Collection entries
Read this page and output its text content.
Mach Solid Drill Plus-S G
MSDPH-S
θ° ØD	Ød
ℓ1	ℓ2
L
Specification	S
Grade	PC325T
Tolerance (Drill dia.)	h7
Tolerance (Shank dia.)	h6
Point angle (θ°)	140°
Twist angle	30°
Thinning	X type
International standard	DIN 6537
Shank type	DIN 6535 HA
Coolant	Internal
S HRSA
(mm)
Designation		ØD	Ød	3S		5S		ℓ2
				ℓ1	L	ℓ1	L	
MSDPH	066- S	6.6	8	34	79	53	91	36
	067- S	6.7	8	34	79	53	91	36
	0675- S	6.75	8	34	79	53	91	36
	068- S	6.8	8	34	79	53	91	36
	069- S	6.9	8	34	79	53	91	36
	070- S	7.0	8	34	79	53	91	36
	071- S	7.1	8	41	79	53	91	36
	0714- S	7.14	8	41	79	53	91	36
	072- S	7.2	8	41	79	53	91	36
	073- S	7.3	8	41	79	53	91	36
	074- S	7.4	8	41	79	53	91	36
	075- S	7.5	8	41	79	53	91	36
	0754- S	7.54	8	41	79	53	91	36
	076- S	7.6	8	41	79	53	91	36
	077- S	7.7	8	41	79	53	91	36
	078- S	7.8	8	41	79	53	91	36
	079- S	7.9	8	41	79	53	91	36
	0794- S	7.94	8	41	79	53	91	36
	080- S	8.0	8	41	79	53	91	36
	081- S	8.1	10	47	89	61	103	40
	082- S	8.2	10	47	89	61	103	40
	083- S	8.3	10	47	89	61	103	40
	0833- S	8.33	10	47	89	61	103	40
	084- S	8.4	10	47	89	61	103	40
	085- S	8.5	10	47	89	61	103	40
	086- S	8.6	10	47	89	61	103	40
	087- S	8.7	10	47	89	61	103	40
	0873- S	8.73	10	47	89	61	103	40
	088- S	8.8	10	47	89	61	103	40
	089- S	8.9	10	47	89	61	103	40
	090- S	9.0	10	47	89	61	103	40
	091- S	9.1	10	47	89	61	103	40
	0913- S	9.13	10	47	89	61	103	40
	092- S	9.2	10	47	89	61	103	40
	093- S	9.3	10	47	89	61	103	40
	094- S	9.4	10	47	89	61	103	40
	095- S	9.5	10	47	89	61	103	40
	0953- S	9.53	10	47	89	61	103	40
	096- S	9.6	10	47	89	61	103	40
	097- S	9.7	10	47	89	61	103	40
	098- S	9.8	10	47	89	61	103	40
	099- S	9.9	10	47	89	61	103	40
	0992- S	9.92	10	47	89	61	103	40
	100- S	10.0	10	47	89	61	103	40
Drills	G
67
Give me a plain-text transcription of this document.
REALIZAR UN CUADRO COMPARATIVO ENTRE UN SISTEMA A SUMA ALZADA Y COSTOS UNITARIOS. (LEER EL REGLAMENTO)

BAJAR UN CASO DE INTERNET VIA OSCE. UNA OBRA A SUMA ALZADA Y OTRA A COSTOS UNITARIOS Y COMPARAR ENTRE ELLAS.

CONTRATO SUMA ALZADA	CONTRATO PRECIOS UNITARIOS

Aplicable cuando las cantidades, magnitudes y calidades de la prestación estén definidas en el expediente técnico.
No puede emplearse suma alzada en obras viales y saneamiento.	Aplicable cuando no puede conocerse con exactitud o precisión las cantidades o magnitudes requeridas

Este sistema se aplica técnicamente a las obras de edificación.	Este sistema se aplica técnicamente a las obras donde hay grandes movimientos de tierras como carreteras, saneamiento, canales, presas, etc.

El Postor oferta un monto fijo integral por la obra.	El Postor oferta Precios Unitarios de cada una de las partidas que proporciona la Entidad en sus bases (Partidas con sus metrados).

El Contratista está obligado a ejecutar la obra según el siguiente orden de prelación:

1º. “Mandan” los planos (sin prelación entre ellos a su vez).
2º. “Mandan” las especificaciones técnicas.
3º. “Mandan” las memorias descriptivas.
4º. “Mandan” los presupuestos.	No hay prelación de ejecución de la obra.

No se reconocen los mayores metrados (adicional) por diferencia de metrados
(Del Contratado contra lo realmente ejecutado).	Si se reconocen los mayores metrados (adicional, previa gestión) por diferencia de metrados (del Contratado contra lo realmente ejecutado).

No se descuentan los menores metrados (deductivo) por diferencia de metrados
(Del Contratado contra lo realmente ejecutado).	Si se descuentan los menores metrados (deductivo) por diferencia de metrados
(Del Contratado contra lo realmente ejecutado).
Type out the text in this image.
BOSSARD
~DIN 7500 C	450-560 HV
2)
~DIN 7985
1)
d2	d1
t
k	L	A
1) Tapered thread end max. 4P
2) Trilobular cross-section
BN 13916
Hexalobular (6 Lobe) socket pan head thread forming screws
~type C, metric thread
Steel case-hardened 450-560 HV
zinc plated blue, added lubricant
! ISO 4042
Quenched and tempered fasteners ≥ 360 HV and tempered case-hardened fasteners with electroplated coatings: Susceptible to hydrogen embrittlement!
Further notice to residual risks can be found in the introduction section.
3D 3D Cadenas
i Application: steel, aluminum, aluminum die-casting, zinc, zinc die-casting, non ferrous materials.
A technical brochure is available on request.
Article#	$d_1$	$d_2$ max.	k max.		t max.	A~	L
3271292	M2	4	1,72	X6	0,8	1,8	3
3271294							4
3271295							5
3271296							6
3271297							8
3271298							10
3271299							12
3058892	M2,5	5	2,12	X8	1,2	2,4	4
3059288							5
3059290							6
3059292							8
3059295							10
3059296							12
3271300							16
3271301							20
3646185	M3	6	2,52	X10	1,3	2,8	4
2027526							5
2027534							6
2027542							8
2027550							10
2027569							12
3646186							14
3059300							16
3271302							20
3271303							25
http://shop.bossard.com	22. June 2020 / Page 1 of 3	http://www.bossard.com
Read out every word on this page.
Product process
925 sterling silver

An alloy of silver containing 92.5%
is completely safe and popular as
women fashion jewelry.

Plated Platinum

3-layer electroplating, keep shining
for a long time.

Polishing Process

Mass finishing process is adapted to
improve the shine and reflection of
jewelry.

- [EXERCISE DIRECTIONS] Reproduce each entry above exactly, keeping every word.

- [CORRECT OUTPUT]
Read this page and output its text content.
Mach Solid Drill Plus-S G
MSDPH-S
θ° ØD	Ød
ℓ1	ℓ2
L
Specification	S
Grade	PC325T
Tolerance (Drill dia.)	h7
Tolerance (Shank dia.)	h6
Point angle (θ°)	140°
Twist angle	30°
Thinning	X type
International standard	DIN 6537
Shank type	DIN 6535 HA
Coolant	Internal
S HRSA
(mm)
Designation		ØD	Ød	3S		5S		ℓ2
				ℓ1	L	ℓ1	L	
MSDPH	066- S	6.6	8	34	79	53	91	36
	067- S	6.7	8	34	79	53	91	36
	0675- S	6.75	8	34	79	53	91	36
	068- S	6.8	8	34	79	53	91	36
	069- S	6.9	8	34	79	53	91	36
	070- S	7.0	8	34	79	53	91	36
	071- S	7.1	8	41	79	53	91	36
	0714- S	7.14	8	41	79	53	91	36
	072- S	7.2	8	41	79	53	91	36
	073- S	7.3	8	41	79	53	91	36
	074- S	7.4	8	41	79	53	91	36
	075- S	7.5	8	41	79	53	91	36
	0754- S	7.54	8	41	79	53	91	36
	076- S	7.6	8	41	79	53	91	36
	077- S	7.7	8	41	79	53	91	36
	078- S	7.8	8	41	79	53	91	36
	079- S	7.9	8	41	79	53	91	36
	0794- S	7.94	8	41	79	53	91	36
	080- S	8.0	8	41	79	53	91	36
	081- S	8.1	10	47	89	61	103	40
	082- S	8.2	10	47	89	61	103	40
	083- S	8.3	10	47	89	61	103	40
	0833- S	8.33	10	47	89	61	103	40
	084- S	8.4	10	47	89	61	103	40
	085- S	8.5	10	47	89	61	103	40
	086- S	8.6	10	47	89	61	103	40
	087- S	8.7	10	47	89	61	103	40
	0873- S	8.73	10	47	89	61	103	40
	088- S	8.8	10	47	89	61	103	40
	089- S	8.9	10	47	89	61	103	40
	090- S	9.0	10	47	89	61	103	40
	091- S	9.1	10	47	89	61	103	40
	0913- S	9.13	10	47	89	61	103	40
	092- S	9.2	10	47	89	61	103	40
	093- S	9.3	10	47	89	61	103	40
	094- S	9.4	10	47	89	61	103	40
	095- S	9.5	10	47	89	61	103	40
	0953- S	9.53	10	47	89	61	103	40
	096- S	9.6	10	47	89	61	103	40
	097- S	9.7	10	47	89	61	103	40
	098- S	9.8	10	47	89	61	103	40
	099- S	9.9	10	47	89	61	103	40
	0992- S	9.92	10	47	89	61	103	40
	100- S	10.0	10	47	89	61	103	40
Drills	G
67
Give me a plain-text transcription of this document.
REALIZAR UN CUADRO COMPARATIVO ENTRE UN SISTEMA A SUMA ALZADA Y COSTOS UNITARIOS. (LEER EL REGLAMENTO)

BAJAR UN CASO DE INTERNET VIA OSCE. UNA OBRA A SUMA ALZADA Y OTRA A COSTOS UNITARIOS Y COMPARAR ENTRE ELLAS.

CONTRATO SUMA ALZADA	CONTRATO PRECIOS UNITARIOS

Aplicable cuando las cantidades, magnitudes y calidades de la prestación estén definidas en el expediente técnico.
No puede emplearse suma alzada en obras viales y saneamiento.	Aplicable cuando no puede conocerse con exactitud o precisión las cantidades o magnitudes requeridas

Este sistema se aplica técnicamente a las obras de edificación.	Este sistema se aplica técnicamente a las obras donde hay grandes movimientos de tierras como carreteras, saneamiento, canales, presas, etc.

El Postor oferta un monto fijo integral por la obra.	El Postor oferta Precios Unitarios de cada una de las partidas que proporciona la Entidad en sus bases (Partidas con sus metrados).

El Contratista está obligado a ejecutar la obra según el siguiente orden de prelación:

1º. “Mandan” los planos (sin prelación entre ellos a su vez).
2º. “Mandan” las especificaciones técnicas.
3º. “Mandan” las memorias descriptivas.
4º. “Mandan” los presupuestos.	No hay prelación de ejecución de la obra.

No se reconocen los mayores metrados (adicional) por diferencia de metrados
(Del Contratado contra lo realmente ejecutado).	Si se reconocen los mayores metrados (adicional, previa gestión) por diferencia de metrados (del Contratado contra lo realmente ejecutado).

No se descuentan los menores metrados (deductivo) por diferencia de metrados
(Del Contratado contra lo realmente ejecutado).	Si se descuentan los menores metrados (deductivo) por diferencia de metrados
(Del Contratado contra lo realmente ejecutado).
Type out the text in this image.
BOSSARD
~DIN 7500 C	450-560 HV
2)
~DIN 7985
1)
d2	d1
t
k	L	A
1) Tapered thread end max. 4P
2) Trilobular cross-section
BN 13916
Hexalobular (6 Lobe) socket pan head thread forming screws
~type C, metric thread
Steel case-hardened 450-560 HV
zinc plated blue, added lubricant
! ISO 4042
Quenched and tempered fasteners ≥ 360 HV and tempered case-hardened fasteners with electroplated coatings: Susceptible to hydrogen embrittlement!
Further notice to residual risks can be found in the introduction section.
3D 3D Cadenas
i Application: steel, aluminum, aluminum die-casting, zinc, zinc die-casting, non ferrous materials.
A technical brochure is available on request.
Article#	$d_1$	$d_2$ max.	k max.		t max.	A~	L
3271292	M2	4	1,72	X6	0,8	1,8	3
3271294							4
3271295							5
3271296							6
3271297							8
3271298							10
3271299							12
3058892	M2,5	5	2,12	X8	1,2	2,4	4
3059288							5
3059290							6
3059292							8
3059295							10
3059296							12
3271300							16
3271301							20
3646185	M3	6	2,52	X10	1,3	2,8	4
2027526							5
2027534							6
2027542							8
2027550							10
2027569							12
3646186							14
3059300							16
3271302							20
3271303							25
http://shop.bossard.com	22. June 2020 / Page 1 of 3	http://www.bossard.com
Read out every word on this page.
Product process
925 sterling silver

An alloy of silver containing 92.5%
is completely safe and popular as
women fashion jewelry.

Plated Platinum

3-layer electroplating, keep shining
for a long time.

Polishing Process

Mass finishing process is adapted to
improve the shine and reflection of
jewelry.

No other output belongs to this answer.